Texto proporcionado -
------------------------

Josep María Panés*
Después de casi tres décadas de cumbres sobre el clima, el fracaso de la COP26 de Glasgow no debería sorprender a nadie. En lo esencial, se ha repetido el mismo guion de las cumbres anteriores: largas deliberaciones, pequeños avances y compromisos ambiguos que, además, solo se cumplirán en parte y siempre más allá del plazo acordado.
Mientras eso sucede, los informes de los expertos confirman que el deterioro de la situación medioambiental sigue en aumento y a un ritmo cada vez más rápido. El tiempo para actuar de una manera decidida y eficaz se acaba, pero todo sigue igual: es decir, mucho peor.
La especie a la que pertenecemos -bautizada en el siglo XVIII por Linneo comoHomo sapiens- hace honor en muchos aspectos a este nombre tan halagador. Sapiens es, en efecto, un ser que sabe, que investiga, que aprende. Y que usa el saber -cada vez más sofisticado, aunque seguramente no más lúcido- para hacer, construir, fabricar… Lo ha venido haciendo desde que habita la faz de la Tierra, pero la capacidad de transformación del mundo surgida de la Revolución industrial supuso un salto -¿hacia adelante…?- sin precedentes en su corta historia. Esa faceta -presente ya en algunos de sus antepasados- le valió a sapiens otros de sus nombres igualmente elogiosos: Homo faber, Homo habilis…
Cumbres borrascosas
Todo el mundo sabe que a la reunión de Glasgow asistieron delegados de todos los países que forman parte de la Organización de Naciones (pretendidamente) Unidas, una de las supuestas cumbres de la labor colectiva de la especie. Lo que no todo el mundo sabe es que también asistieron representantes de los lobbies del carbón, el petróleo y el gas, los combustibles fósiles que son la fuente principal de CO2 y, por tanto, los grandes responsables del calentamiento global.
Y no son pocos: según los datos aportados por la propia ONU, en la COP26 participaron, debidamente acreditados y con capacidad para ejercer una enorme presión sobre las conclusiones, 503 delegados de estas empresas. Este colectivo era mayor que la delegación más numerosa de todas las que asistieron (la de Brasil, con 479 delegados acreditados). A este hecho hay que añadir que los grandes productores de combustibles fósiles (Canadá, Rusia, Brasil…) incluyeron en sus delegaciones a directivos de las empresas nacionales que los producen y exportan.
Sapiens/faber/habilis es capaz de estas y otras muchas contradicciones. En la COP26 se intentó -sin éxito, por supuesto- suprimir o, al menos, reducir la financiación que muchos países destinan aún a la producción de combustibles fósiles. Y no fue posible porque los países del G20 siguen dedicando ingentes sumas de dinero a subsidiar o financiar proyectos de producción de carbón, petróleo y gas: más del doble de las que dedican al desarrollo de energías renovables. En este ámbito, el grupo de países árabes, encabezados por Arabia Saudí, ha tenido un gran protagonismo, secundados eficazmente por el silencio de Rusia y Australia, y la llamativa ausencia de China.

------------------------

[Registros de maquetación]

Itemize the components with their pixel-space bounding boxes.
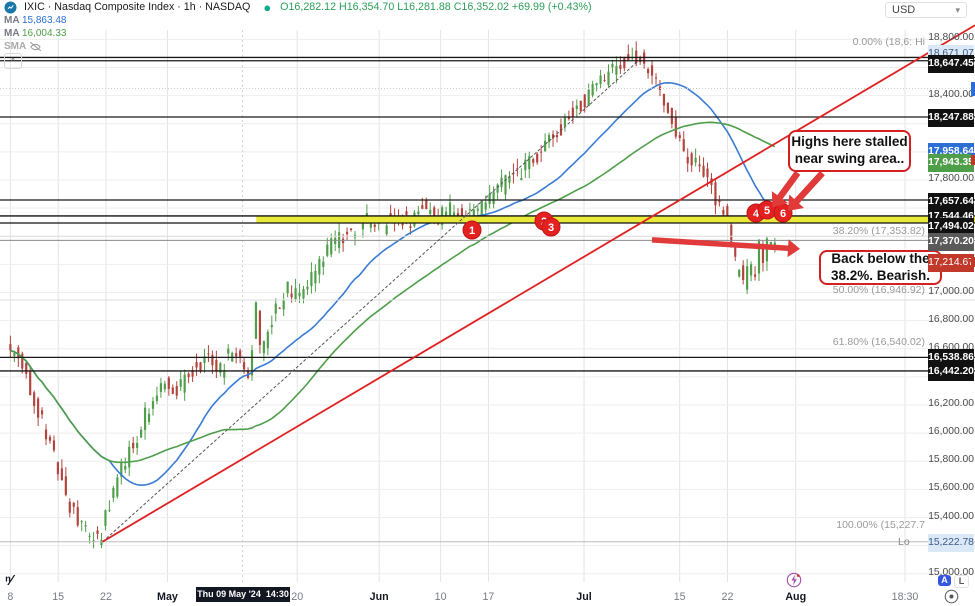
svg-text:1: 1	[469, 225, 475, 237]
svg-text:5: 5	[764, 205, 770, 217]
svg-text:6: 6	[780, 208, 786, 220]
svg-text:3: 3	[548, 222, 554, 234]
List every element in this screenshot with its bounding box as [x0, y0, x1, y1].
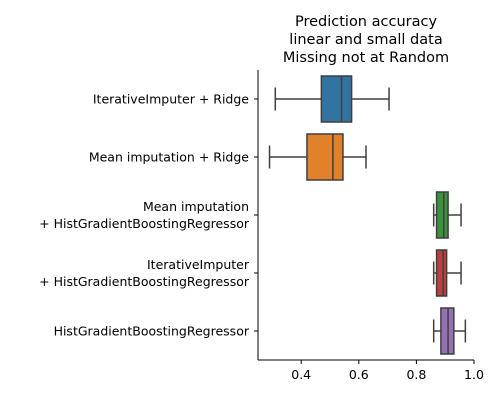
box-body — [307, 134, 343, 180]
category-label: + HistGradientBoostingRegressor — [39, 274, 250, 289]
plot-area — [270, 76, 466, 354]
category-label: IterativeImputer + Ridge — [93, 92, 249, 107]
box-3 — [434, 192, 461, 238]
category-label: HistGradientBoostingRegressor — [54, 324, 250, 339]
box-body — [437, 192, 449, 238]
x-tick-label: 1.0 — [464, 367, 484, 382]
box-2 — [270, 134, 366, 180]
chart-title-line-3: Missing not at Random — [283, 50, 449, 66]
box-4 — [434, 250, 461, 296]
x-tick-label: 0.8 — [406, 367, 426, 382]
category-label: IterativeImputer — [147, 257, 250, 272]
box-5 — [434, 308, 466, 354]
category-label: Mean imputation — [143, 199, 249, 214]
chart-title-line-1: Prediction accuracy — [295, 14, 437, 30]
category-label: Mean imputation + Ridge — [89, 150, 249, 165]
box-body — [437, 250, 447, 296]
category-label: + HistGradientBoostingRegressor — [39, 216, 250, 231]
x-tick-label: 0.4 — [291, 367, 311, 382]
box-1 — [275, 76, 389, 122]
category-labels: IterativeImputer + Ridge Mean imputation … — [39, 92, 258, 339]
box-body — [321, 76, 351, 122]
x-tick-label: 0.6 — [349, 367, 369, 382]
chart-title: Prediction accuracy linear and small dat… — [283, 14, 449, 66]
chart-title-line-2: linear and small data — [289, 32, 442, 48]
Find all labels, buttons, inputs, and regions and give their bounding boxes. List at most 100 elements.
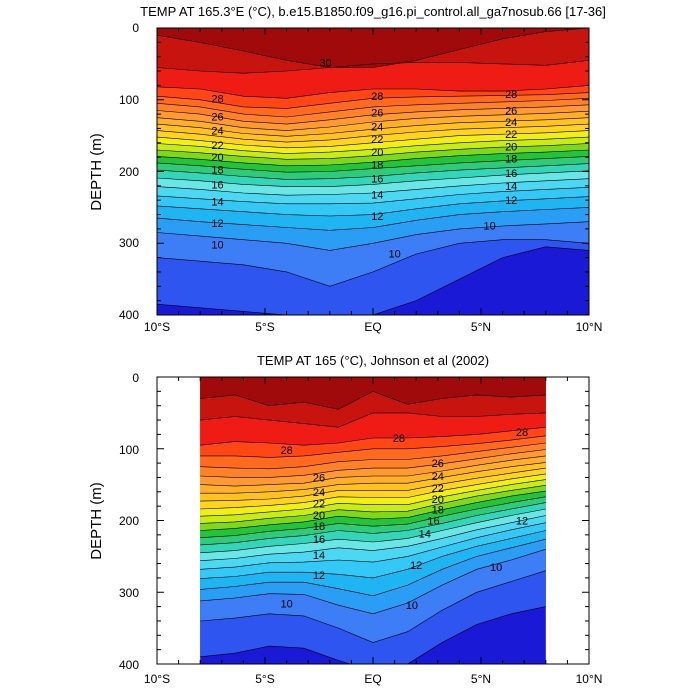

------------------------

Tarea a realizar - Según el texto sobre la COP26 de Glasgow, ¿cuántos delegados de las empresas de carbón, petróleo y gas participaron acreditados en la cumbre?

Respuesta a la tarea - 503 delegados.